-- BEGIN --

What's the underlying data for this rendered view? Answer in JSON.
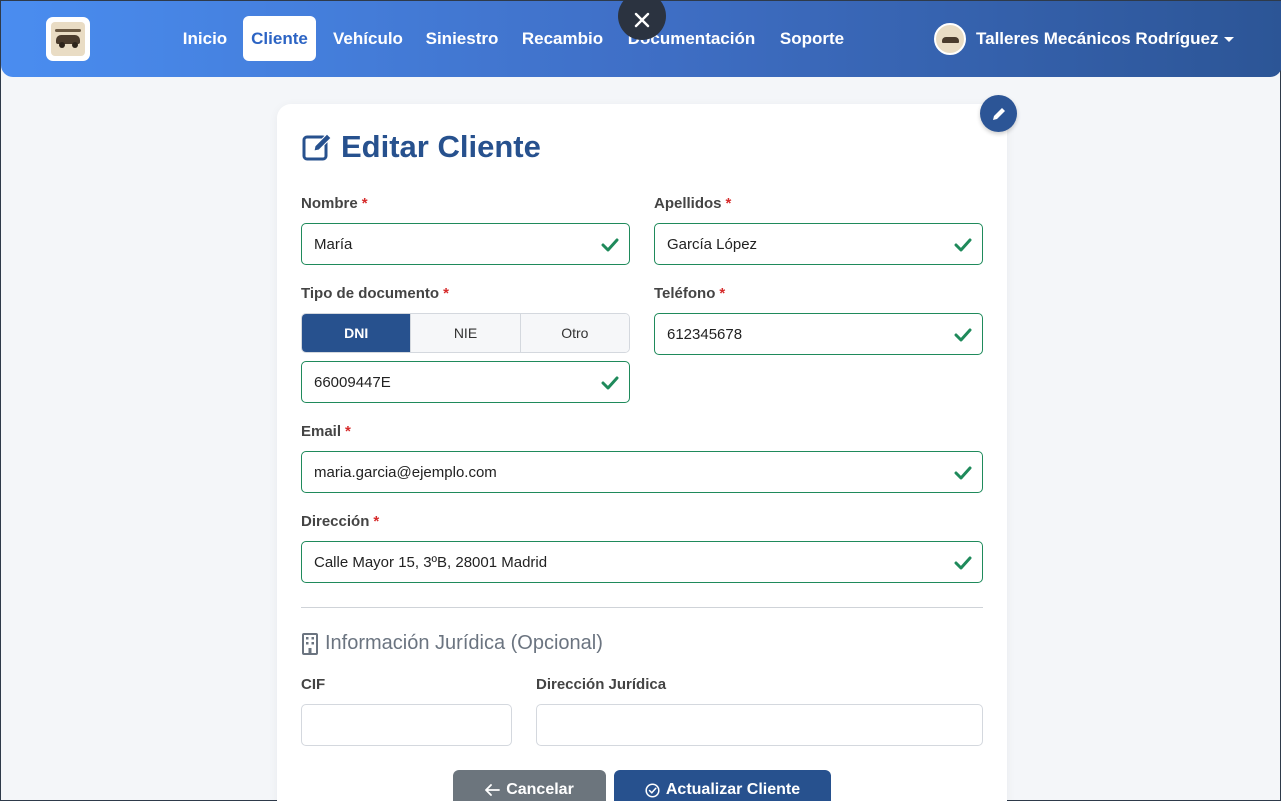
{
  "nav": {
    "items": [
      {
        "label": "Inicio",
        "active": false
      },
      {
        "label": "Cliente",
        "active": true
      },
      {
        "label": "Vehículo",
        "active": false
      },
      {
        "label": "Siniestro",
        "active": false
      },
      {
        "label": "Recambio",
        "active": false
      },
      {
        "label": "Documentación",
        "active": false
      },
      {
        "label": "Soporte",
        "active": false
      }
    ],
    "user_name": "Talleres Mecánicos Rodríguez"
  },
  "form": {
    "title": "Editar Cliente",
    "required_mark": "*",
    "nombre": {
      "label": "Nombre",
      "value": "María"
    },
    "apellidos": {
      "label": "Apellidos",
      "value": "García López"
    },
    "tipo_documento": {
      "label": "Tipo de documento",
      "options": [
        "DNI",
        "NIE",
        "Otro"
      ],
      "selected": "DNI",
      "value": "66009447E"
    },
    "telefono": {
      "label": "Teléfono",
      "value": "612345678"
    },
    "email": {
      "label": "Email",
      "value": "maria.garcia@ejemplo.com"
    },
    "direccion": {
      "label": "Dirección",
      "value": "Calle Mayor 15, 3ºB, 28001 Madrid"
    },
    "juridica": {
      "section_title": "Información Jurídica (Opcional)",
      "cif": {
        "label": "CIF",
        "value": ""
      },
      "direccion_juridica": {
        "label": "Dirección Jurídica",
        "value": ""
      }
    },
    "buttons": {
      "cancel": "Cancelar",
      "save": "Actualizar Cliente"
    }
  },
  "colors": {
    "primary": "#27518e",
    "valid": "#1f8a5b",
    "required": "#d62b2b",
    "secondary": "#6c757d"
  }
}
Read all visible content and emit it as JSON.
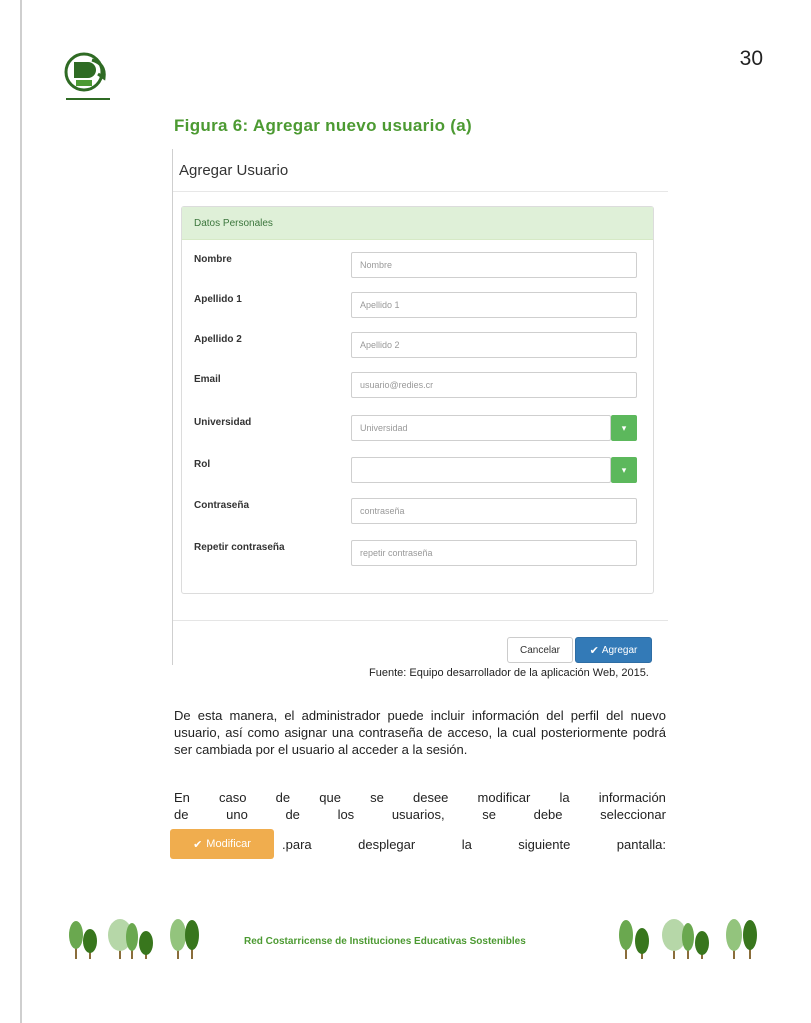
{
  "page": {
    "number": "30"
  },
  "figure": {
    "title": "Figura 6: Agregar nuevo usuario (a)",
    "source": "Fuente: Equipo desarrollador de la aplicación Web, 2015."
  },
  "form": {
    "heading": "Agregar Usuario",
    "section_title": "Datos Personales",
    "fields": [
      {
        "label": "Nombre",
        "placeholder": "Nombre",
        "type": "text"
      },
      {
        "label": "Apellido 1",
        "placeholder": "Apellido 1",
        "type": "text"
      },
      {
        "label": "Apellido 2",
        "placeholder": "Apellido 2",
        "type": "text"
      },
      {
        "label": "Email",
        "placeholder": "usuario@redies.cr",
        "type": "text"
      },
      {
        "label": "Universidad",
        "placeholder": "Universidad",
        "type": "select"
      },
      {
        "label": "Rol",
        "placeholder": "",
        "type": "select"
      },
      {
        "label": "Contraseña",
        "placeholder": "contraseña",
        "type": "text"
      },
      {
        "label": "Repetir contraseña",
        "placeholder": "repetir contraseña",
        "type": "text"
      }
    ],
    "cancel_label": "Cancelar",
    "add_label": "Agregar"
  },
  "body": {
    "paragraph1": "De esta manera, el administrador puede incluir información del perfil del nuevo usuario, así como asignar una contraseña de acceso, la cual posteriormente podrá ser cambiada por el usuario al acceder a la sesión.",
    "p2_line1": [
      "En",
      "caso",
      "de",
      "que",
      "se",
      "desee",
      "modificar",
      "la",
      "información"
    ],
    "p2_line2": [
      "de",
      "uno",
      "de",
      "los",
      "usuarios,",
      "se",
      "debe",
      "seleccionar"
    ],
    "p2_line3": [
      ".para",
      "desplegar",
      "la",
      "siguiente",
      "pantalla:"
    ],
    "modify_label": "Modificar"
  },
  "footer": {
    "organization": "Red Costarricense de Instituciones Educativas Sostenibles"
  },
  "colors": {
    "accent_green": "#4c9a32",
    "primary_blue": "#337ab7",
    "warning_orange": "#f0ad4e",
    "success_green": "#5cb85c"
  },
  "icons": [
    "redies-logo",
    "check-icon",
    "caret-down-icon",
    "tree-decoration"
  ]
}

-- END --

## AIM OF THE TASK
Repeat each record exactly, with the pictures left out.

## TASK SOLUTION
What's the underlying data for this rendered view? Answer in JSON.
{
  "nav": {
    "items": [
      {
        "label": "Inicio",
        "active": false
      },
      {
        "label": "Cliente",
        "active": true
      },
      {
        "label": "Vehículo",
        "active": false
      },
      {
        "label": "Siniestro",
        "active": false
      },
      {
        "label": "Recambio",
        "active": false
      },
      {
        "label": "Documentación",
        "active": false
      },
      {
        "label": "Soporte",
        "active": false
      }
    ],
    "user_name": "Talleres Mecánicos Rodríguez"
  },
  "form": {
    "title": "Editar Cliente",
    "required_mark": "*",
    "nombre": {
      "label": "Nombre",
      "value": "María"
    },
    "apellidos": {
      "label": "Apellidos",
      "value": "García López"
    },
    "tipo_documento": {
      "label": "Tipo de documento",
      "options": [
        "DNI",
        "NIE",
        "Otro"
      ],
      "selected": "DNI",
      "value": "66009447E"
    },
    "telefono": {
      "label": "Teléfono",
      "value": "612345678"
    },
    "email": {
      "label": "Email",
      "value": "maria.garcia@ejemplo.com"
    },
    "direccion": {
      "label": "Dirección",
      "value": "Calle Mayor 15, 3ºB, 28001 Madrid"
    },
    "juridica": {
      "section_title": "Información Jurídica (Opcional)",
      "cif": {
        "label": "CIF",
        "value": ""
      },
      "direccion_juridica": {
        "label": "Dirección Jurídica",
        "value": ""
      }
    },
    "buttons": {
      "cancel": "Cancelar",
      "save": "Actualizar Cliente"
    }
  },
  "colors": {
    "primary": "#27518e",
    "valid": "#1f8a5b",
    "required": "#d62b2b",
    "secondary": "#6c757d"
  }
}
Read all visible content and emit it as JSON.
{
  "page": {
    "number": "30"
  },
  "figure": {
    "title": "Figura 6: Agregar nuevo usuario (a)",
    "source": "Fuente: Equipo desarrollador de la aplicación Web, 2015."
  },
  "form": {
    "heading": "Agregar Usuario",
    "section_title": "Datos Personales",
    "fields": [
      {
        "label": "Nombre",
        "placeholder": "Nombre",
        "type": "text"
      },
      {
        "label": "Apellido 1",
        "placeholder": "Apellido 1",
        "type": "text"
      },
      {
        "label": "Apellido 2",
        "placeholder": "Apellido 2",
        "type": "text"
      },
      {
        "label": "Email",
        "placeholder": "usuario@redies.cr",
        "type": "text"
      },
      {
        "label": "Universidad",
        "placeholder": "Universidad",
        "type": "select"
      },
      {
        "label": "Rol",
        "placeholder": "",
        "type": "select"
      },
      {
        "label": "Contraseña",
        "placeholder": "contraseña",
        "type": "text"
      },
      {
        "label": "Repetir contraseña",
        "placeholder": "repetir contraseña",
        "type": "text"
      }
    ],
    "cancel_label": "Cancelar",
    "add_label": "Agregar"
  },
  "body": {
    "paragraph1": "De esta manera, el administrador puede incluir información del perfil del nuevo usuario, así como asignar una contraseña de acceso, la cual posteriormente podrá ser cambiada por el usuario al acceder a la sesión.",
    "p2_line1": [
      "En",
      "caso",
      "de",
      "que",
      "se",
      "desee",
      "modificar",
      "la",
      "información"
    ],
    "p2_line2": [
      "de",
      "uno",
      "de",
      "los",
      "usuarios,",
      "se",
      "debe",
      "seleccionar"
    ],
    "p2_line3": [
      ".para",
      "desplegar",
      "la",
      "siguiente",
      "pantalla:"
    ],
    "modify_label": "Modificar"
  },
  "footer": {
    "organization": "Red Costarricense de Instituciones Educativas Sostenibles"
  },
  "colors": {
    "accent_green": "#4c9a32",
    "primary_blue": "#337ab7",
    "warning_orange": "#f0ad4e",
    "success_green": "#5cb85c"
  },
  "icons": [
    "redies-logo",
    "check-icon",
    "caret-down-icon",
    "tree-decoration"
  ]
}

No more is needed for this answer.